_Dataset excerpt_
- - - -

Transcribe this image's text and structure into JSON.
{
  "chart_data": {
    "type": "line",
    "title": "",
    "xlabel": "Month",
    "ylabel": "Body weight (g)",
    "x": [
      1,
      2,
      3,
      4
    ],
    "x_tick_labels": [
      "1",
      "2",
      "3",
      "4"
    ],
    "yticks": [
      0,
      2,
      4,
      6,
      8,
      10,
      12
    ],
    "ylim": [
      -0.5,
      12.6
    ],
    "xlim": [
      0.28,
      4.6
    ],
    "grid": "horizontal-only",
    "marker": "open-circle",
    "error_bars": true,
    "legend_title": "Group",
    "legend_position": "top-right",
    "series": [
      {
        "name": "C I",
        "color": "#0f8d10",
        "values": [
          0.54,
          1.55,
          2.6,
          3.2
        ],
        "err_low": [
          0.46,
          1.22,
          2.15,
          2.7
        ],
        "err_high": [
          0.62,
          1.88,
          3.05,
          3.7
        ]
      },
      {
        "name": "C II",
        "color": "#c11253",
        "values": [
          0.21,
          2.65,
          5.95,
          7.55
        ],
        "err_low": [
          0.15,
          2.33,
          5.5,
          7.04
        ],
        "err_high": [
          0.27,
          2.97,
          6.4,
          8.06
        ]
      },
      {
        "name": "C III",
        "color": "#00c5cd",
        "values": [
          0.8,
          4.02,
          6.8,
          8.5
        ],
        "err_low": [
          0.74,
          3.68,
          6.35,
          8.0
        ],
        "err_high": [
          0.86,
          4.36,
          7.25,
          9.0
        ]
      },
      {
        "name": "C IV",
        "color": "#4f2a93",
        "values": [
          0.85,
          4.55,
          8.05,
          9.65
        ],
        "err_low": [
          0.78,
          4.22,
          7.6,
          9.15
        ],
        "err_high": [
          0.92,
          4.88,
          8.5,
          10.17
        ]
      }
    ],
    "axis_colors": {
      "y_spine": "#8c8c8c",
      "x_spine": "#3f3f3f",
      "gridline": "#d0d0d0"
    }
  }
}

- - - -

_Directions for this task_
The data above must be returned in full, exactly as written.

_The reply_
Transcribe this image's text and structure into JSON.
{
  "chart_data": {
    "type": "line",
    "title": "",
    "xlabel": "Month",
    "ylabel": "Body weight (g)",
    "x": [
      1,
      2,
      3,
      4
    ],
    "x_tick_labels": [
      "1",
      "2",
      "3",
      "4"
    ],
    "yticks": [
      0,
      2,
      4,
      6,
      8,
      10,
      12
    ],
    "ylim": [
      -0.5,
      12.6
    ],
    "xlim": [
      0.28,
      4.6
    ],
    "grid": "horizontal-only",
    "marker": "open-circle",
    "error_bars": true,
    "legend_title": "Group",
    "legend_position": "top-right",
    "series": [
      {
        "name": "C I",
        "color": "#0f8d10",
        "values": [
          0.54,
          1.55,
          2.6,
          3.2
        ],
        "err_low": [
          0.46,
          1.22,
          2.15,
          2.7
        ],
        "err_high": [
          0.62,
          1.88,
          3.05,
          3.7
        ]
      },
      {
        "name": "C II",
        "color": "#c11253",
        "values": [
          0.21,
          2.65,
          5.95,
          7.55
        ],
        "err_low": [
          0.15,
          2.33,
          5.5,
          7.04
        ],
        "err_high": [
          0.27,
          2.97,
          6.4,
          8.06
        ]
      },
      {
        "name": "C III",
        "color": "#00c5cd",
        "values": [
          0.8,
          4.02,
          6.8,
          8.5
        ],
        "err_low": [
          0.74,
          3.68,
          6.35,
          8.0
        ],
        "err_high": [
          0.86,
          4.36,
          7.25,
          9.0
        ]
      },
      {
        "name": "C IV",
        "color": "#4f2a93",
        "values": [
          0.85,
          4.55,
          8.05,
          9.65
        ],
        "err_low": [
          0.78,
          4.22,
          7.6,
          9.15
        ],
        "err_high": [
          0.92,
          4.88,
          8.5,
          10.17
        ]
      }
    ],
    "axis_colors": {
      "y_spine": "#8c8c8c",
      "x_spine": "#3f3f3f",
      "gridline": "#d0d0d0"
    }
  }
}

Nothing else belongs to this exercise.